* [Exercise description]
Select the lines that hold the word "said" and copy each one.

* [The records]
◇ ◇ ◇ ◇ ◇ ◇ ◇

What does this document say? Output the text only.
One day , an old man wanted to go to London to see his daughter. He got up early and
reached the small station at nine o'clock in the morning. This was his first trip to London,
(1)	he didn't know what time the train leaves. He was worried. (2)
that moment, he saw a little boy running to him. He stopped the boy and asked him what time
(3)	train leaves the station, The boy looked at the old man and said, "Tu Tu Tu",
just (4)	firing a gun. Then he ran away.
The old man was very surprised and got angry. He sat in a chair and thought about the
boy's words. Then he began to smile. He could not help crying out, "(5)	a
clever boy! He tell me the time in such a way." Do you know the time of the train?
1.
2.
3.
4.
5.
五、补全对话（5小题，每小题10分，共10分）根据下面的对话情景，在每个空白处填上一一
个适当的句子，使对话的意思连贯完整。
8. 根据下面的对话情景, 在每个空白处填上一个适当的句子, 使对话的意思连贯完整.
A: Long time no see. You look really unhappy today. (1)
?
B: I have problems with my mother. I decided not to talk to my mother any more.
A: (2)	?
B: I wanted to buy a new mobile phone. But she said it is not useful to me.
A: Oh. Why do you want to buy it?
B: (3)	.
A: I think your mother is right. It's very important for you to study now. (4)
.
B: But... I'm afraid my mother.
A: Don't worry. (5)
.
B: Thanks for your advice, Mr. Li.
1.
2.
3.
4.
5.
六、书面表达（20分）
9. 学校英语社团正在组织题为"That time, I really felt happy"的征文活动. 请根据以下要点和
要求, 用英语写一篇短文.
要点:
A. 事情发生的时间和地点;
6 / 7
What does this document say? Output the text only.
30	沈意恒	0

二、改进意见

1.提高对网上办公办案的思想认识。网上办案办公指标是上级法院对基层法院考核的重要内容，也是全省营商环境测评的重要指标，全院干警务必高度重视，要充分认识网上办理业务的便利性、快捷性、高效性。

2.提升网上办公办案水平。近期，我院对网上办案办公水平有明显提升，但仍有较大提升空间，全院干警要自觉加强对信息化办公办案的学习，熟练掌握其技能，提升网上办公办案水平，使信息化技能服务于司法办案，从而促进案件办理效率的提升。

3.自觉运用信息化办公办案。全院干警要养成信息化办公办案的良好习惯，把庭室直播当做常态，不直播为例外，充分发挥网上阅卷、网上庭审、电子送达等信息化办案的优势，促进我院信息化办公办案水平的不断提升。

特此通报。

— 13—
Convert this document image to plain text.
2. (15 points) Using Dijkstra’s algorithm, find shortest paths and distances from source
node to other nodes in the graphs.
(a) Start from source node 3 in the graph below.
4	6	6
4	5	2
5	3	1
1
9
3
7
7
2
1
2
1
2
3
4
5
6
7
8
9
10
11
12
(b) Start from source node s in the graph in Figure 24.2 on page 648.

◇ ◇ ◇ ◇ ◇ ◇ ◇

* [Final answer]
(3)	train leaves the station, The boy looked at the old man and said, "Tu Tu Tu",
B: I wanted to buy a new mobile phone. But she said it is not useful to me.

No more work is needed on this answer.